■ DIRECTIONS FOR THIS TASK
Your task is to print the material below exactly as presented.

===== MATERIAL SUPPLIED

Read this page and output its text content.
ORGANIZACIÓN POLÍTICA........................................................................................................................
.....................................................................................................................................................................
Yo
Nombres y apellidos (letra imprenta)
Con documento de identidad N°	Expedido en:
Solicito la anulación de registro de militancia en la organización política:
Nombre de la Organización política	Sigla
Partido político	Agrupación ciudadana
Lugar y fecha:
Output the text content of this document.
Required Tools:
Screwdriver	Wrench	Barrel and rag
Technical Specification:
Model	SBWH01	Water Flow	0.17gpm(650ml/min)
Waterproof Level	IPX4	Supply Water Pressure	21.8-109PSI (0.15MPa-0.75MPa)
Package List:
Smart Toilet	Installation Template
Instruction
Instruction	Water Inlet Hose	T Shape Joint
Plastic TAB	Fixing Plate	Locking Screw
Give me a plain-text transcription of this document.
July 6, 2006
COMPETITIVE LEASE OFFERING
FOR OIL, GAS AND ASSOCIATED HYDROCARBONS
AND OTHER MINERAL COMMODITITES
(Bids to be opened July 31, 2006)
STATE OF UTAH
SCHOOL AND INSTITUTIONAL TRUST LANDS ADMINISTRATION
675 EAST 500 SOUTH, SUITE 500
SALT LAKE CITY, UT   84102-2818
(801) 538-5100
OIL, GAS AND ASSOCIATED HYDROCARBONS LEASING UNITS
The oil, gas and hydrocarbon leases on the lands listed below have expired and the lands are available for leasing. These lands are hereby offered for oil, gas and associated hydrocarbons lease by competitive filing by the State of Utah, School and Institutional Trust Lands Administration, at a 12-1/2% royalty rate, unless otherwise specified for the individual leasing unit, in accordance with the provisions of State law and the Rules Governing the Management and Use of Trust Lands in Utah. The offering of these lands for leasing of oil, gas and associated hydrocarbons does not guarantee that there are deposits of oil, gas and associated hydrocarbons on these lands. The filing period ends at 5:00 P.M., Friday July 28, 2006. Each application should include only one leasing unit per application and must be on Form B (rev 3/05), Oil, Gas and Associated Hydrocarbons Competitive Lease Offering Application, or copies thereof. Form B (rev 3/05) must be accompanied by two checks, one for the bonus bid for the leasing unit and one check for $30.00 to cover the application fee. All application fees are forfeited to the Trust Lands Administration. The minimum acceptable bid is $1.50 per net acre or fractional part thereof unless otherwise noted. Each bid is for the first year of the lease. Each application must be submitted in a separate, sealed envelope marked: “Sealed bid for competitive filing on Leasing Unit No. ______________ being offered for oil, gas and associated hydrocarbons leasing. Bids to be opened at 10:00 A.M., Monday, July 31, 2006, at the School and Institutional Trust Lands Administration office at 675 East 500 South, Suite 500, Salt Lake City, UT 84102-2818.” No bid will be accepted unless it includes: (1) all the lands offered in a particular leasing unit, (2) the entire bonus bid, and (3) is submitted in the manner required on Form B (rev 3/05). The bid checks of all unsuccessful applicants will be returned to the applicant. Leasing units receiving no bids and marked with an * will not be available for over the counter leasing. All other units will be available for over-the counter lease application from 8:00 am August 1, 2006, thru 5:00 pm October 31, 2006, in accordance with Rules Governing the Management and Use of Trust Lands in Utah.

==========

■ THE COMPLETED TASK
Read this page and output its text content.
ORGANIZACIÓN POLÍTICA........................................................................................................................
.....................................................................................................................................................................
Yo
Nombres y apellidos (letra imprenta)
Con documento de identidad N°	Expedido en:
Solicito la anulación de registro de militancia en la organización política:
Nombre de la Organización política	Sigla
Partido político	Agrupación ciudadana
Lugar y fecha:
Output the text content of this document.
Required Tools:
Screwdriver	Wrench	Barrel and rag
Technical Specification:
Model	SBWH01	Water Flow	0.17gpm(650ml/min)
Waterproof Level	IPX4	Supply Water Pressure	21.8-109PSI (0.15MPa-0.75MPa)
Package List:
Smart Toilet	Installation Template
Instruction
Instruction	Water Inlet Hose	T Shape Joint
Plastic TAB	Fixing Plate	Locking Screw
Give me a plain-text transcription of this document.
July 6, 2006
COMPETITIVE LEASE OFFERING
FOR OIL, GAS AND ASSOCIATED HYDROCARBONS
AND OTHER MINERAL COMMODITITES
(Bids to be opened July 31, 2006)
STATE OF UTAH
SCHOOL AND INSTITUTIONAL TRUST LANDS ADMINISTRATION
675 EAST 500 SOUTH, SUITE 500
SALT LAKE CITY, UT   84102-2818
(801) 538-5100
OIL, GAS AND ASSOCIATED HYDROCARBONS LEASING UNITS
The oil, gas and hydrocarbon leases on the lands listed below have expired and the lands are available for leasing. These lands are hereby offered for oil, gas and associated hydrocarbons lease by competitive filing by the State of Utah, School and Institutional Trust Lands Administration, at a 12-1/2% royalty rate, unless otherwise specified for the individual leasing unit, in accordance with the provisions of State law and the Rules Governing the Management and Use of Trust Lands in Utah. The offering of these lands for leasing of oil, gas and associated hydrocarbons does not guarantee that there are deposits of oil, gas and associated hydrocarbons on these lands. The filing period ends at 5:00 P.M., Friday July 28, 2006. Each application should include only one leasing unit per application and must be on Form B (rev 3/05), Oil, Gas and Associated Hydrocarbons Competitive Lease Offering Application, or copies thereof. Form B (rev 3/05) must be accompanied by two checks, one for the bonus bid for the leasing unit and one check for $30.00 to cover the application fee. All application fees are forfeited to the Trust Lands Administration. The minimum acceptable bid is $1.50 per net acre or fractional part thereof unless otherwise noted. Each bid is for the first year of the lease. Each application must be submitted in a separate, sealed envelope marked: “Sealed bid for competitive filing on Leasing Unit No. ______________ being offered for oil, gas and associated hydrocarbons leasing. Bids to be opened at 10:00 A.M., Monday, July 31, 2006, at the School and Institutional Trust Lands Administration office at 675 East 500 South, Suite 500, Salt Lake City, UT 84102-2818.” No bid will be accepted unless it includes: (1) all the lands offered in a particular leasing unit, (2) the entire bonus bid, and (3) is submitted in the manner required on Form B (rev 3/05). The bid checks of all unsuccessful applicants will be returned to the applicant. Leasing units receiving no bids and marked with an * will not be available for over the counter leasing. All other units will be available for over-the counter lease application from 8:00 am August 1, 2006, thru 5:00 pm October 31, 2006, in accordance with Rules Governing the Management and Use of Trust Lands in Utah.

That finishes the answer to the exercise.